- **PASSAGE TO READ**
Yes, there were mornings in Bangkok where I graded papers on the hotel bathroom while my sister slept in, and one morning in particular that I had a Skype interview for a new school at 6 am Thailand time, and 6 pm Texas time (that was interesting). I also stayed in to get some major work done while my sister spent the day shopping in LA, got some questions answered by my supervisor in the Pattaya airport, and occasions where I passed up watching a TV show with our San Diego hosts to address some student issues. And, naturally, I continually check student emails on my phone during slower moments or car rides during the day.

But when I stop to think about it, the experiences and memories that can be gained from (almost) non-stop adventures during the day, far outweigh the negatives of having to work during short stints while traveling, the complications that inevitably happen, or of not taking the opportunity to travel at all.

- **MATERIAL**
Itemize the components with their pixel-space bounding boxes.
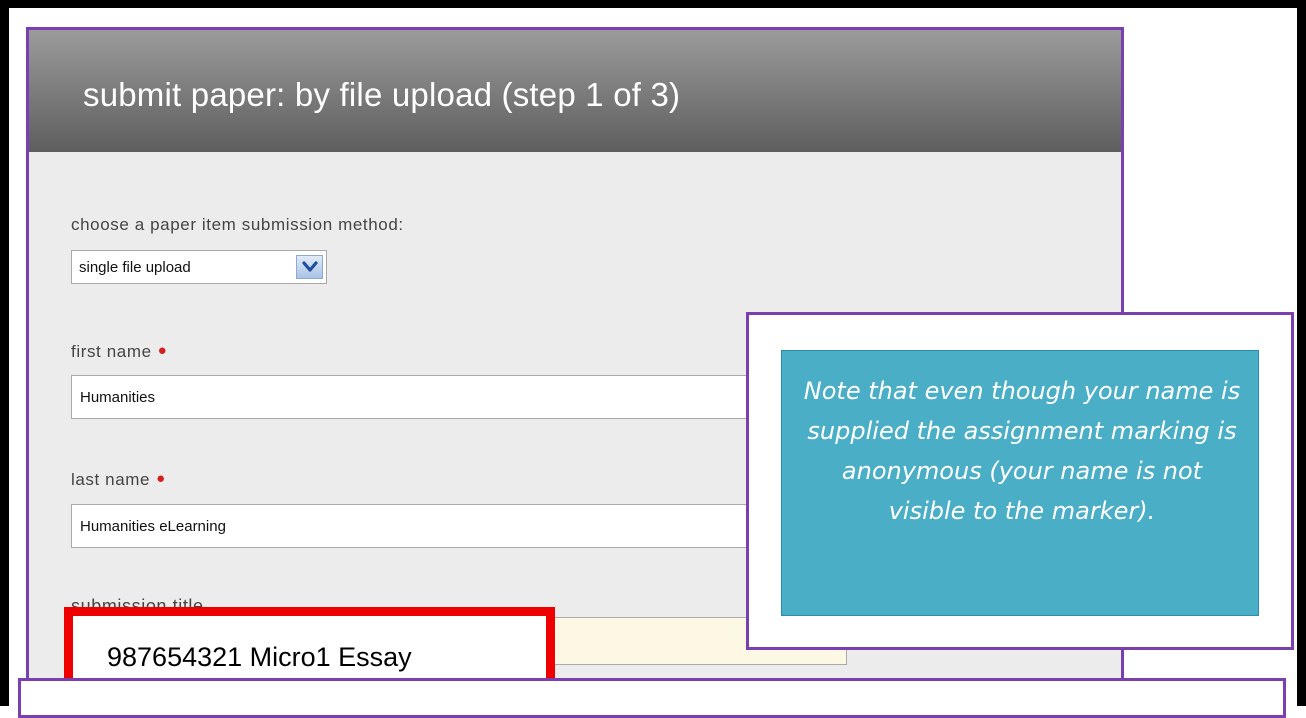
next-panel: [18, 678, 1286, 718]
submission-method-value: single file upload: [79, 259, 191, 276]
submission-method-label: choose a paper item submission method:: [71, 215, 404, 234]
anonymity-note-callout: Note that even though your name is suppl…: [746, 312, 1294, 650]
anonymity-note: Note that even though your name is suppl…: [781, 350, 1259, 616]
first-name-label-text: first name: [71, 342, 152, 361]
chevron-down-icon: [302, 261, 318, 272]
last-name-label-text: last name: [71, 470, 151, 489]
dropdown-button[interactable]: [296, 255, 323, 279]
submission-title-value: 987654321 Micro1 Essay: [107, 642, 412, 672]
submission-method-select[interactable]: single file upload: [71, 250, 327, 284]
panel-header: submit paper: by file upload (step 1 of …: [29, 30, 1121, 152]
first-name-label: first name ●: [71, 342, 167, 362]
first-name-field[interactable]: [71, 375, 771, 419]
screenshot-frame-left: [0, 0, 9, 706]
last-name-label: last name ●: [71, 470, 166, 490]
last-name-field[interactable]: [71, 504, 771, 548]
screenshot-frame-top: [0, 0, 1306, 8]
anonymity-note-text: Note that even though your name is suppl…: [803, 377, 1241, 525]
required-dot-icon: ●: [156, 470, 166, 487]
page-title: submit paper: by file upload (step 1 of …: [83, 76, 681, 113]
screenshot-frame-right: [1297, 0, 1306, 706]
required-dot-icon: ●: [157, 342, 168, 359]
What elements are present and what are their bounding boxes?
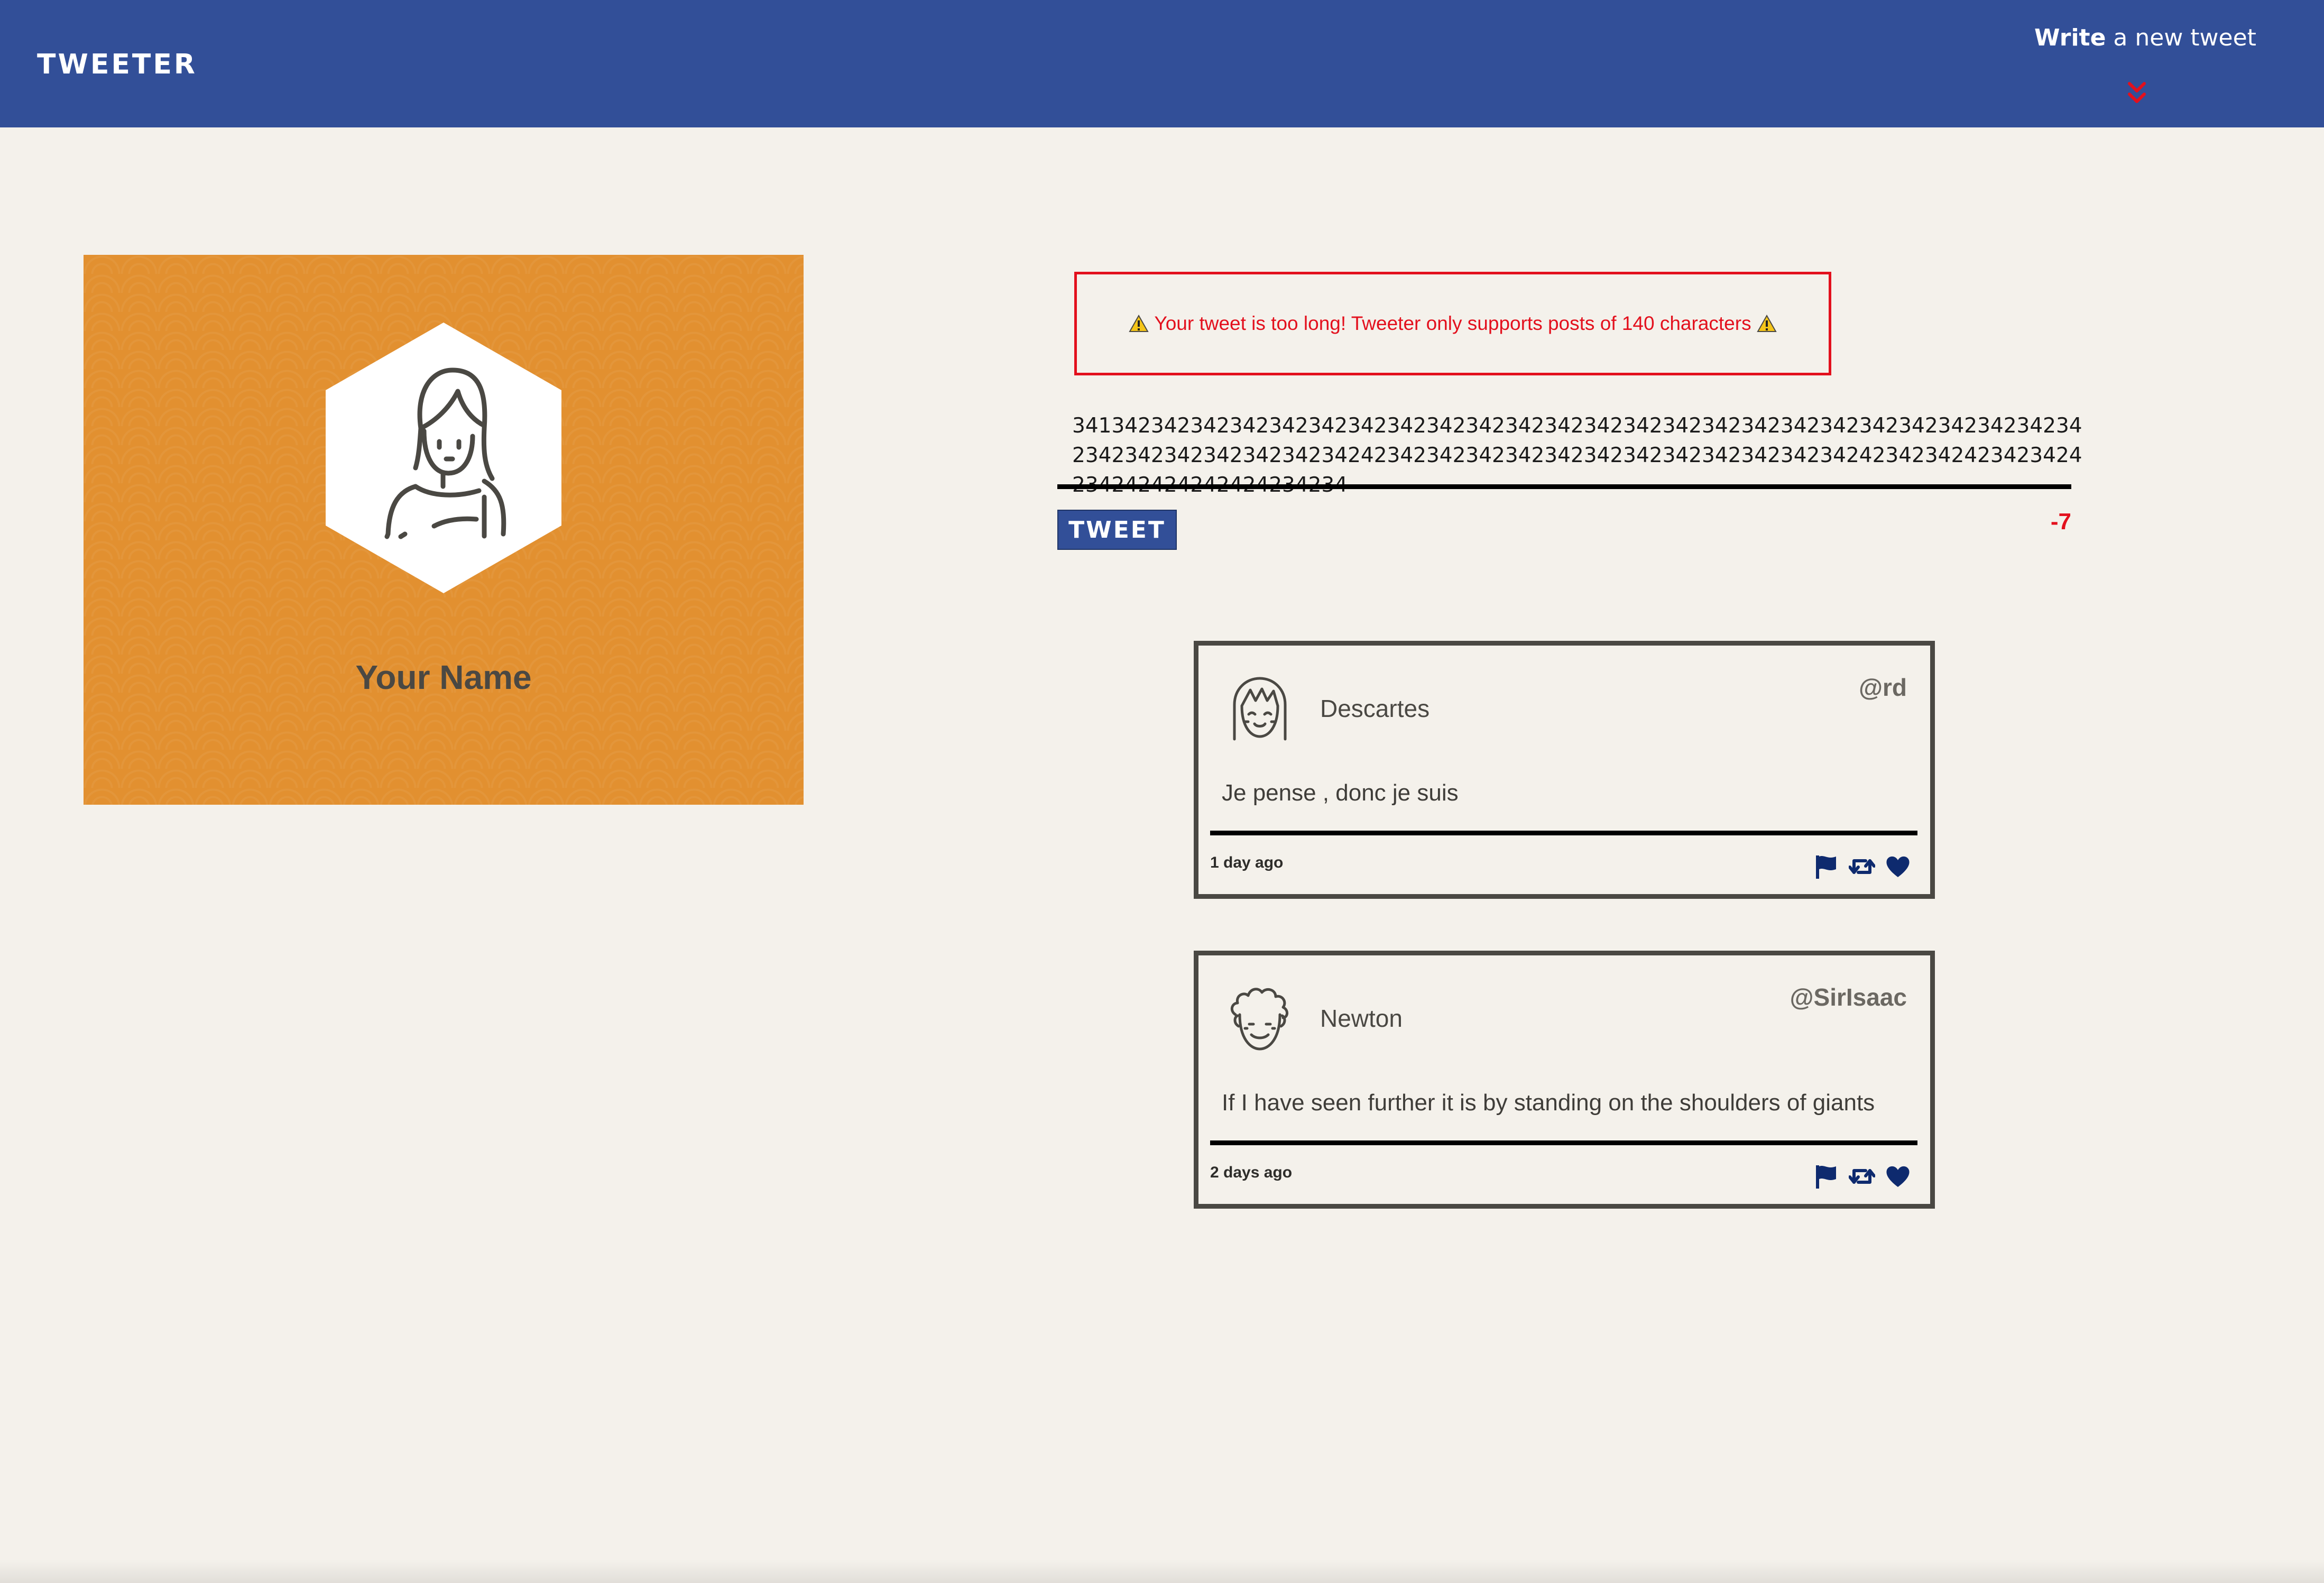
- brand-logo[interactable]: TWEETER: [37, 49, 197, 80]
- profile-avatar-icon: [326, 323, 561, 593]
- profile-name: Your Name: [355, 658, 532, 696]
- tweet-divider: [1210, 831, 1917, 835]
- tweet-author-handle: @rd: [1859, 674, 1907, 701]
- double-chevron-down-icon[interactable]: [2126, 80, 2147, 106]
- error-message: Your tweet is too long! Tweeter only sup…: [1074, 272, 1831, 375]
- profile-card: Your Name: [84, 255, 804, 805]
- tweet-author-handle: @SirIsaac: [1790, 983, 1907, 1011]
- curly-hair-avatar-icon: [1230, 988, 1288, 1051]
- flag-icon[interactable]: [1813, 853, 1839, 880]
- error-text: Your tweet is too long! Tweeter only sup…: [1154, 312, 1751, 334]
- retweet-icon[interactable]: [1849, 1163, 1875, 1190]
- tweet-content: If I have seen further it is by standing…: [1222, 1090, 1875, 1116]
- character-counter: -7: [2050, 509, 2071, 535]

- **STATED PROBLEM 1**
In the travel passage, where did the writer get questions answered by a supervisor?
- **STATED PROBLEM 2**
In the records, start at the line that has "next-panel: [18, 678, 1286, 718]" and end with the line that has "first-name-label: first name". Rewrite those lines with "single file upload" swapped for "multiple file upload", changing nothing else.

- **TASK OUTPUT 1**
In the Pattaya airport.

- **TASK OUTPUT 2**
next-panel: [18, 678, 1286, 718]
submission-method-value: multiple file upload: [79, 259, 191, 276]
submission-method-label: choose a paper item submission method:: [71, 215, 404, 234]
anonymity-note-callout: Note that even though your name is suppl…: [746, 312, 1294, 650]
anonymity-note: Note that even though your name is suppl…: [781, 350, 1259, 616]
first-name-label-text: first name: [71, 342, 152, 361]
chevron-down-icon: [302, 261, 318, 272]
last-name-label-text: last name: [71, 470, 151, 489]
dropdown-button[interactable]: [296, 255, 323, 279]
submission-title-value: 987654321 Micro1 Essay: [107, 642, 412, 672]
submission-method-select[interactable]: multiple file upload: [71, 250, 327, 284]
panel-header: submit paper: by file upload (step 1 of …: [29, 30, 1121, 152]
first-name-label: first name ●: [71, 342, 167, 362]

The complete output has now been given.